> _Problem statement_
Filter the data below for the string "JSON" and copy each matching line.

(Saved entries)
********************
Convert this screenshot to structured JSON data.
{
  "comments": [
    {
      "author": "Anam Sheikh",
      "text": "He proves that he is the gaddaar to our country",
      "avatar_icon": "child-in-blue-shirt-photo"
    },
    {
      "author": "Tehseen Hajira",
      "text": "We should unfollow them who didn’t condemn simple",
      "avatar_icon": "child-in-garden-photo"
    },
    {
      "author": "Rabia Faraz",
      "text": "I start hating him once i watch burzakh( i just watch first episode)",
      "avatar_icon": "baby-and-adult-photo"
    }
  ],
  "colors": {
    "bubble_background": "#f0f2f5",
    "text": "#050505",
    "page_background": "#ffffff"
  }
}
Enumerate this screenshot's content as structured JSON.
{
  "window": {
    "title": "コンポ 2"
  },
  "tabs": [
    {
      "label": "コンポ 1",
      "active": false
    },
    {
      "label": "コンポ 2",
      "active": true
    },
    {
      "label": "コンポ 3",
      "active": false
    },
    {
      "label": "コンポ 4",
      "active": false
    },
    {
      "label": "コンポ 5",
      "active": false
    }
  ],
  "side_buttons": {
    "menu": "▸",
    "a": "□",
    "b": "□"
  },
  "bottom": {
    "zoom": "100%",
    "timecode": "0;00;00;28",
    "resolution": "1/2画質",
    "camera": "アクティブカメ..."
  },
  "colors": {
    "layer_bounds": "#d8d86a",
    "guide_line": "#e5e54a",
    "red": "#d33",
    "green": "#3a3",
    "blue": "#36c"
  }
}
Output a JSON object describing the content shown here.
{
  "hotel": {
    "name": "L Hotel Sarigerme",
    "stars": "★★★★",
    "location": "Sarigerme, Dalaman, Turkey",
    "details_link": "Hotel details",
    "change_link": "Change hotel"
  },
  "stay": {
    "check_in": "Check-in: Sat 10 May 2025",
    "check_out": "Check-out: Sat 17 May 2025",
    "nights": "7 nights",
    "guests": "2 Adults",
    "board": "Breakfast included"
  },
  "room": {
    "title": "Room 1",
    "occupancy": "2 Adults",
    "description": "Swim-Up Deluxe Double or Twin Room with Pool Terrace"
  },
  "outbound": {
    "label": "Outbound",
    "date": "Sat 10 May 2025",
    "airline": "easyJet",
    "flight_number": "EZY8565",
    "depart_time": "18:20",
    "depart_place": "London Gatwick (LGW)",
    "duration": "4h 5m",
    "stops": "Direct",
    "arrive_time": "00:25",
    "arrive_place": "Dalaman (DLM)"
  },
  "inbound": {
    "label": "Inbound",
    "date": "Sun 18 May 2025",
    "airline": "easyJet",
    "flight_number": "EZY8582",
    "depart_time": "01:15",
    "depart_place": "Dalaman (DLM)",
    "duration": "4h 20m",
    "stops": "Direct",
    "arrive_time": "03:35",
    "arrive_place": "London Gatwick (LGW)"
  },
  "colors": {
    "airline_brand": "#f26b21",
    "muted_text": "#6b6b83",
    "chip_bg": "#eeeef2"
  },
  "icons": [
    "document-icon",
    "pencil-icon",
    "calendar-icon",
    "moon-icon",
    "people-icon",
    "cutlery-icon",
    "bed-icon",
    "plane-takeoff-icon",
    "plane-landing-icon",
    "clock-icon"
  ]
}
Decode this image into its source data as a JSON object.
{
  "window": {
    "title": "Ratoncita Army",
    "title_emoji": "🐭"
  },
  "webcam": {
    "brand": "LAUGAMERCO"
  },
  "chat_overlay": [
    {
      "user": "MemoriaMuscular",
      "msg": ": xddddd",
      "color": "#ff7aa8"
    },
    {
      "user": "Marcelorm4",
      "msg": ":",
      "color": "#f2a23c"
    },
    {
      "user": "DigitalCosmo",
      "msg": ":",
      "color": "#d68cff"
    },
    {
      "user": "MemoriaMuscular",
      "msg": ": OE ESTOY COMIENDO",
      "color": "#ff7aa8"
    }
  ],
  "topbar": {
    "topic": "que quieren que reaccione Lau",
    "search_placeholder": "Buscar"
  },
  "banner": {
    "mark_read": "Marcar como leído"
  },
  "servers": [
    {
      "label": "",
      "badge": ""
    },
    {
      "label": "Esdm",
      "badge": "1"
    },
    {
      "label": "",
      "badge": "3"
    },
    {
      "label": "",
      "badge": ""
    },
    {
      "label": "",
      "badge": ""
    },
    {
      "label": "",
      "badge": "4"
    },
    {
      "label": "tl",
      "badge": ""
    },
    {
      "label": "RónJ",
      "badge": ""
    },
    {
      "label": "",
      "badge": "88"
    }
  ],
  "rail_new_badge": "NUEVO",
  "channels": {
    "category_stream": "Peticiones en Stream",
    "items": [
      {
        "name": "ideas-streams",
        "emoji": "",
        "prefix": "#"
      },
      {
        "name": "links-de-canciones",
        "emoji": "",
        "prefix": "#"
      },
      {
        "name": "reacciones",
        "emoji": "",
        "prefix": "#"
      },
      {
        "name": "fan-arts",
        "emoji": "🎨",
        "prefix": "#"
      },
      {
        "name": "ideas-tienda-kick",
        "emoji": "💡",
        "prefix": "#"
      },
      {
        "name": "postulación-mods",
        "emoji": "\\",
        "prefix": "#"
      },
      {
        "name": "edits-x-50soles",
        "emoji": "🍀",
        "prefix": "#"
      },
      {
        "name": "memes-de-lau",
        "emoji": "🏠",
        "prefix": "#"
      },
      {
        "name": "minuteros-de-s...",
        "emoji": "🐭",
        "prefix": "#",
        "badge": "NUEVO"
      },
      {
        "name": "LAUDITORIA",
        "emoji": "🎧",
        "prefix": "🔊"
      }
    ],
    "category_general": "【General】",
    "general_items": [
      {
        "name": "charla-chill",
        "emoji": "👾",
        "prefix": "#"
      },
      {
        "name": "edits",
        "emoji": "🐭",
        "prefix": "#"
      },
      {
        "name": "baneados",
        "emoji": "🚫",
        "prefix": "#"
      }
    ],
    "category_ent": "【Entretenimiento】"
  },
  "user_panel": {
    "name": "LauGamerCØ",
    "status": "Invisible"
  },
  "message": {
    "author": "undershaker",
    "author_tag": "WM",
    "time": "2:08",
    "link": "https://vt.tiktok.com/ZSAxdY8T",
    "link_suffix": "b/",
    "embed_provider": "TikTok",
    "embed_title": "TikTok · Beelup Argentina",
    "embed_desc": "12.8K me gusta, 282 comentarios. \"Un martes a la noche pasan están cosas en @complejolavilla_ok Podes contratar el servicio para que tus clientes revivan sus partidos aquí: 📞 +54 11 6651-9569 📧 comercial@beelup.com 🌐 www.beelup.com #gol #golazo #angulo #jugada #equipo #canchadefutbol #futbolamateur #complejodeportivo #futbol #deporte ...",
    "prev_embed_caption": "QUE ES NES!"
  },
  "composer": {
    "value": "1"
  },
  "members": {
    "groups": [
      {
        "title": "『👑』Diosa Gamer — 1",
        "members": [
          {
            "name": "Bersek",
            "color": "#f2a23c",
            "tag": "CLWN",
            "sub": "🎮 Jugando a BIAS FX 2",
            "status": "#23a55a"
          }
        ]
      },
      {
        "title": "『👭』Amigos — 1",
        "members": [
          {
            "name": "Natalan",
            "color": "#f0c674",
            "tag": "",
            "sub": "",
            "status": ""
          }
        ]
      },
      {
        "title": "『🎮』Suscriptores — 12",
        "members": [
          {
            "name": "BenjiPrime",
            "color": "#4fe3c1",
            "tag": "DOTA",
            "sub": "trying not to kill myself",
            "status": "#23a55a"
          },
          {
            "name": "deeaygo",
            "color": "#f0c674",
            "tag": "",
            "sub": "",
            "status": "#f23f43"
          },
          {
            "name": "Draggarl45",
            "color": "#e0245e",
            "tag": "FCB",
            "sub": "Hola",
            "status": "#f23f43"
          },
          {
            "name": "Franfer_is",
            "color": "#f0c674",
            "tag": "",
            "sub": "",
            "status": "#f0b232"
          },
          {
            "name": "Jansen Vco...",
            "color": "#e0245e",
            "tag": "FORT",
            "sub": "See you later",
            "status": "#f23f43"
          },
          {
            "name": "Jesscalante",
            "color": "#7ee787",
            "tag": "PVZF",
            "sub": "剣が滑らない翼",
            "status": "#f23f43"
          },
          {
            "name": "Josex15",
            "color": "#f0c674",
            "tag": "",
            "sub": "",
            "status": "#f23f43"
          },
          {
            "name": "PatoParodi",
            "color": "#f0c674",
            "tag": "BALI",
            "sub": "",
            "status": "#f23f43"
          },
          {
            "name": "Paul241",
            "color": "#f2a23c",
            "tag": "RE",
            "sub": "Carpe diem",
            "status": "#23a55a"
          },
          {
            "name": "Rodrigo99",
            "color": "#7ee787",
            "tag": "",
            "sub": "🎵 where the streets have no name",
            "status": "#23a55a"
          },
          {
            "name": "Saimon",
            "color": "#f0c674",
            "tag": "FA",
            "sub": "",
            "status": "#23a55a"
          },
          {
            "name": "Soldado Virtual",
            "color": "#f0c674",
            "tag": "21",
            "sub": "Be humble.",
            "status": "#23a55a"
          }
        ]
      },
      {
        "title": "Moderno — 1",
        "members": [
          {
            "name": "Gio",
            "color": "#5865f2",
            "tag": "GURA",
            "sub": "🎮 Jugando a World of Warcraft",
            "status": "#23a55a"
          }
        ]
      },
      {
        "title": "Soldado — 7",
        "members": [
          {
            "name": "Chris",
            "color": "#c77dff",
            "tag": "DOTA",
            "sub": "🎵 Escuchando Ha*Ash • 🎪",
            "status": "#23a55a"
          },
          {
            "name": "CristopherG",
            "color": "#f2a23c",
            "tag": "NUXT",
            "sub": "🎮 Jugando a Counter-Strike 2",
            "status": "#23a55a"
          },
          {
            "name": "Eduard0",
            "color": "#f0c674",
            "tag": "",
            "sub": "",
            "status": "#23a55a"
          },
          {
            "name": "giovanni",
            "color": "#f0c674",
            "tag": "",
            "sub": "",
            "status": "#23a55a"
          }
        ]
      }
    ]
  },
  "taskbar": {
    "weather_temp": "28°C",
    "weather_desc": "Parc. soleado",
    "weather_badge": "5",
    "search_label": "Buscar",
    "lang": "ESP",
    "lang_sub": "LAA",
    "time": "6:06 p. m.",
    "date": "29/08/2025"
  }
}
********************
> _The answer_
Convert this screenshot to structured JSON data.
Enumerate this screenshot's content as structured JSON.
Output a JSON object describing the content shown here.
Decode this image into its source data as a JSON object.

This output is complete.